### Provided material
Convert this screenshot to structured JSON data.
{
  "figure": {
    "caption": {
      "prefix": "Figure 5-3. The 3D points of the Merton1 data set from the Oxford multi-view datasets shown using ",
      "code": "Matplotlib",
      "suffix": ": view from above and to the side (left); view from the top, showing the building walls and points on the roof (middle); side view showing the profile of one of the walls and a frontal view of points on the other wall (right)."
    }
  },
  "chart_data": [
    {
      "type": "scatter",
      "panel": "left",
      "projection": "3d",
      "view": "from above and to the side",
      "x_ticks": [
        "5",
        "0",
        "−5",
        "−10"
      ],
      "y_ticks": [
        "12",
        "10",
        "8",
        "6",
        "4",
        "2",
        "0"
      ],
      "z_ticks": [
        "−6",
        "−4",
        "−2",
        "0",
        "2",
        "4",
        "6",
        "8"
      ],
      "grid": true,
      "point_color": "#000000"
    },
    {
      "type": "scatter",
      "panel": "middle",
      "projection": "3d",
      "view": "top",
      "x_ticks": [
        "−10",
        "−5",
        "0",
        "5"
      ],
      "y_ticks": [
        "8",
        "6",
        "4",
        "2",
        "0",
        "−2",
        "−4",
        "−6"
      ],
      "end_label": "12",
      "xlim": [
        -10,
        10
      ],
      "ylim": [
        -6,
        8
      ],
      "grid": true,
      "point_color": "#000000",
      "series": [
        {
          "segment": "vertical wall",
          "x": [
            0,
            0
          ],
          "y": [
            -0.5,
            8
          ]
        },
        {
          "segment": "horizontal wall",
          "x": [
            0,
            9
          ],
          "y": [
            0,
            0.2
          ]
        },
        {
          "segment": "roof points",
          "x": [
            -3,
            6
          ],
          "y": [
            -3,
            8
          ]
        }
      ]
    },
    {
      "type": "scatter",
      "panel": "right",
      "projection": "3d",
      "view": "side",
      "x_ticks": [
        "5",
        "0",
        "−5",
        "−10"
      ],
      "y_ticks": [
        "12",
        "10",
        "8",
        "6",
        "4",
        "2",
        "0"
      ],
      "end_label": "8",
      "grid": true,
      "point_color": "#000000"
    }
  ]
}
==
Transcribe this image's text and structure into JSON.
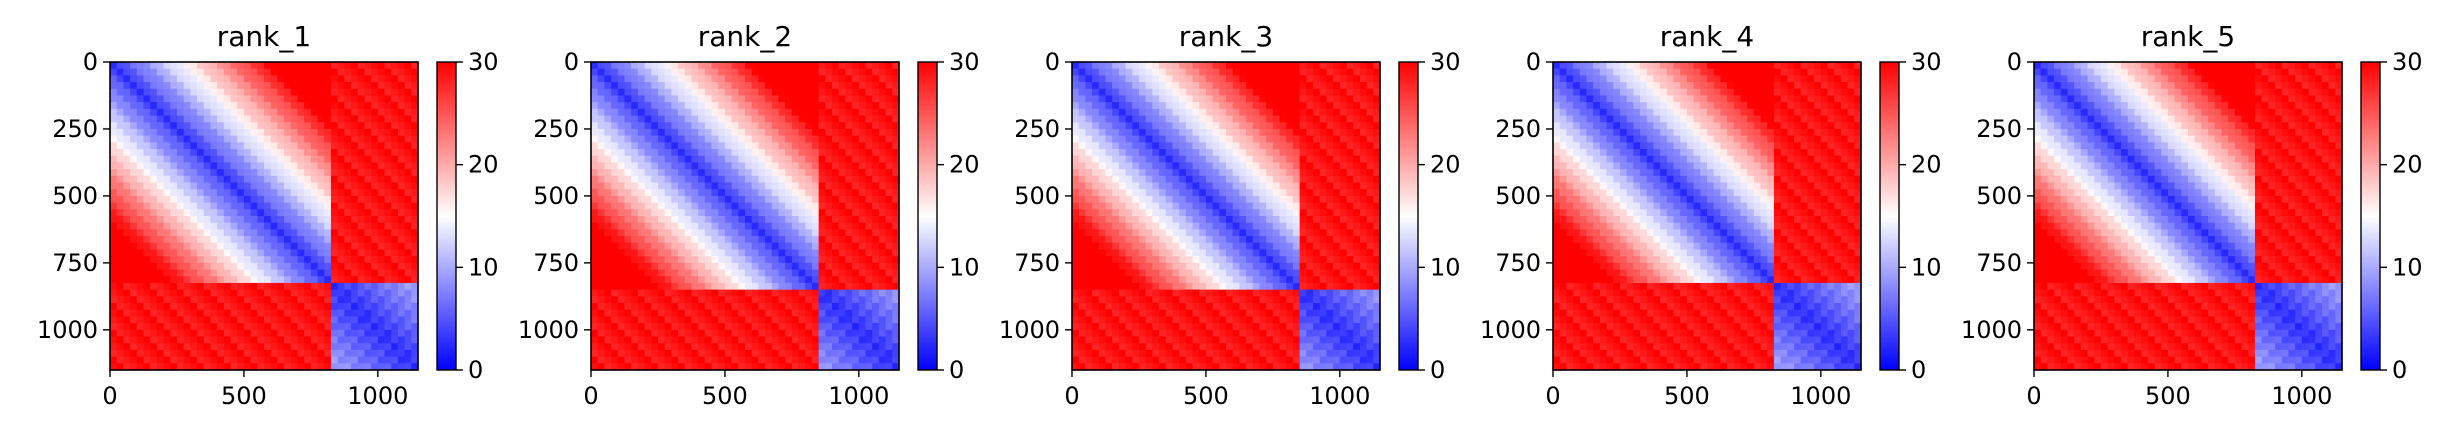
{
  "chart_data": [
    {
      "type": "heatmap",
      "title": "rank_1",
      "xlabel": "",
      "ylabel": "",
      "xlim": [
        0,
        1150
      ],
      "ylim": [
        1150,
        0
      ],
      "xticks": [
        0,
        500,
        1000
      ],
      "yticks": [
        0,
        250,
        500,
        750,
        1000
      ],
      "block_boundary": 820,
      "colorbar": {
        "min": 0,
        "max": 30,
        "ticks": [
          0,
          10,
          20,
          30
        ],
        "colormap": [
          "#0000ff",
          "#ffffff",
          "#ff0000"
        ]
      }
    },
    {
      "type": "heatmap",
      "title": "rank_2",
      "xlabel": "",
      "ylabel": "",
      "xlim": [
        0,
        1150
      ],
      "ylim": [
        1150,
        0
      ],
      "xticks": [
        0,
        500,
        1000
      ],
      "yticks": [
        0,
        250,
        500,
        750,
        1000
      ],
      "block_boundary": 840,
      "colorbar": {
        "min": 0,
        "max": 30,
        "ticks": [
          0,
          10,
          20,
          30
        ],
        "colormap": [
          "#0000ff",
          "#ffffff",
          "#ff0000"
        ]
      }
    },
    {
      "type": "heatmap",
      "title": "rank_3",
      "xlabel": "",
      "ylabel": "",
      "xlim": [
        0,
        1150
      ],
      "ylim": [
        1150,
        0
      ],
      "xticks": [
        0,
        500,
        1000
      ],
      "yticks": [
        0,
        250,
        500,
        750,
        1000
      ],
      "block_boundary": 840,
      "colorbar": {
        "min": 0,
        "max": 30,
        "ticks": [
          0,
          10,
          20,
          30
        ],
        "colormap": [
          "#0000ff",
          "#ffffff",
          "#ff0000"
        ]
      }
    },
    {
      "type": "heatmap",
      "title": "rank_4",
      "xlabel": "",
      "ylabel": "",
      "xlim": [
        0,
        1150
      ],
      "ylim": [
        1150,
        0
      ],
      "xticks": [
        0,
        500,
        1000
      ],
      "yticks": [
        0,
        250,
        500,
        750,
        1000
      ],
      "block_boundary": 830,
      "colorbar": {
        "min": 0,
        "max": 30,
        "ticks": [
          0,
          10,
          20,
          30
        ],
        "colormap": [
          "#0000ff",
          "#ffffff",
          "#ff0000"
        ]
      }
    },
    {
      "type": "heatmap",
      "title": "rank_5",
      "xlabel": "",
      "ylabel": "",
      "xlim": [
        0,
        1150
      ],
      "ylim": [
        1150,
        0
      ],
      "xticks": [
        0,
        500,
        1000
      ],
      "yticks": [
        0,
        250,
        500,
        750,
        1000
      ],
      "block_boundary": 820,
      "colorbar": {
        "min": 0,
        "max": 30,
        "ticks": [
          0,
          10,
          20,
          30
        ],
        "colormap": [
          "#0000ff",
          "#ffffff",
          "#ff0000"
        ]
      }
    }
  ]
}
---
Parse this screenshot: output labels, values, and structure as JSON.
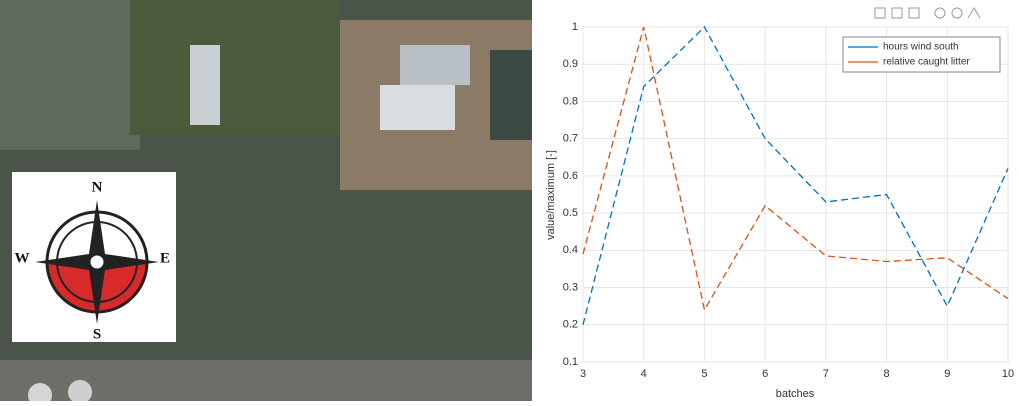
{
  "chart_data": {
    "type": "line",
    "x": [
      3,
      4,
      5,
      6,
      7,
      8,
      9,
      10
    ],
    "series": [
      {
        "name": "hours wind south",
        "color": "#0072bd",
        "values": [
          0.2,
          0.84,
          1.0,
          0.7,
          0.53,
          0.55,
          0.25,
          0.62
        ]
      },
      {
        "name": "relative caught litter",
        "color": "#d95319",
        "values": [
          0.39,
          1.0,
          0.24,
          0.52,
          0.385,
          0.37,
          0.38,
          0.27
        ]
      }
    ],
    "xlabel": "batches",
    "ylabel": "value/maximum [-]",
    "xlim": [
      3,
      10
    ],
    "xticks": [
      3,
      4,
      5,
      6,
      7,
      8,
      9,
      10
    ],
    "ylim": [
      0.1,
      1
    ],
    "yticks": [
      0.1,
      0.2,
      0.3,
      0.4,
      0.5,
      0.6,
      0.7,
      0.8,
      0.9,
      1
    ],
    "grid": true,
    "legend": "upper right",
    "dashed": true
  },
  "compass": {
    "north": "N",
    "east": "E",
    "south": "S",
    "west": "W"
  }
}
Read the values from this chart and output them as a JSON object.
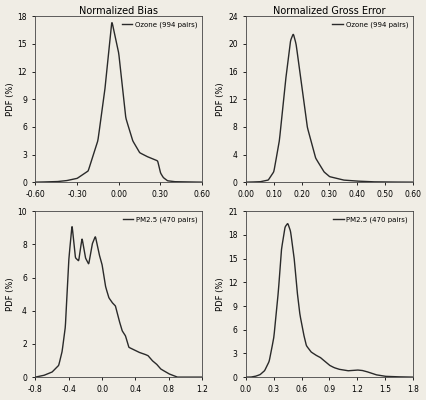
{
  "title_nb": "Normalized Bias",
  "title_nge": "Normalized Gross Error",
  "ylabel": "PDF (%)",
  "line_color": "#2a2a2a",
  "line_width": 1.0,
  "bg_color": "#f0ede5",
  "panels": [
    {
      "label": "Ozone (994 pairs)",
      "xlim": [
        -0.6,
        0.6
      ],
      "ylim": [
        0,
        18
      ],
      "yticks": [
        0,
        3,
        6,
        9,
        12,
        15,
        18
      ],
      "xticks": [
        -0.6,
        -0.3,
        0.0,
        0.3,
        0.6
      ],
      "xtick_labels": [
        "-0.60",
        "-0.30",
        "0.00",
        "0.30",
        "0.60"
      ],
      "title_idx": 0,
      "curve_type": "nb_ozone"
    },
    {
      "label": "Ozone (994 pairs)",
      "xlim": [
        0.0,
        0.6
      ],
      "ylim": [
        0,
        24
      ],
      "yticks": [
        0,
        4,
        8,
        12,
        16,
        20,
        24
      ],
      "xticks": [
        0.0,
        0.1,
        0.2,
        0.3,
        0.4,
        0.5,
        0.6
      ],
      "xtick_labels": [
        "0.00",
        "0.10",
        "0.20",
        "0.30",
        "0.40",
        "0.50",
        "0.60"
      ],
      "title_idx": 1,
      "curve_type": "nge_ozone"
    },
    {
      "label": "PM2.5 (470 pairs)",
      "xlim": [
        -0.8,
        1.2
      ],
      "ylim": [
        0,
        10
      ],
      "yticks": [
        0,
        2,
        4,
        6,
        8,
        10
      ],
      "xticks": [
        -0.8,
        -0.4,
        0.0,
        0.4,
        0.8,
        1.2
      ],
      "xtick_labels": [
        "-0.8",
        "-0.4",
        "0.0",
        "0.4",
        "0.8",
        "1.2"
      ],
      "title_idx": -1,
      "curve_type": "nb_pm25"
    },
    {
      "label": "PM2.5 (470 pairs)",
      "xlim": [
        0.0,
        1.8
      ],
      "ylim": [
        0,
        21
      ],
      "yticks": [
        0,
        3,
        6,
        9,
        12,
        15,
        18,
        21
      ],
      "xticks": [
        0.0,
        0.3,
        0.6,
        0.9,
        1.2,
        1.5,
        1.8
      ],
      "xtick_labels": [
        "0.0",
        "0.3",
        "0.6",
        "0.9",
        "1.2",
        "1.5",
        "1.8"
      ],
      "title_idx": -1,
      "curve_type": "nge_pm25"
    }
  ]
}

### Requirement
Search the entries for the word "above" and copy every line that has it.

### Solution for this task
      "suffix": ": view from above and to the side (left); view from the top, showing the building walls and points on the roof (middle); side view showing the profile of one of the walls and a frontal view of points on the other wall (right)."
      "view": "from above and to the side",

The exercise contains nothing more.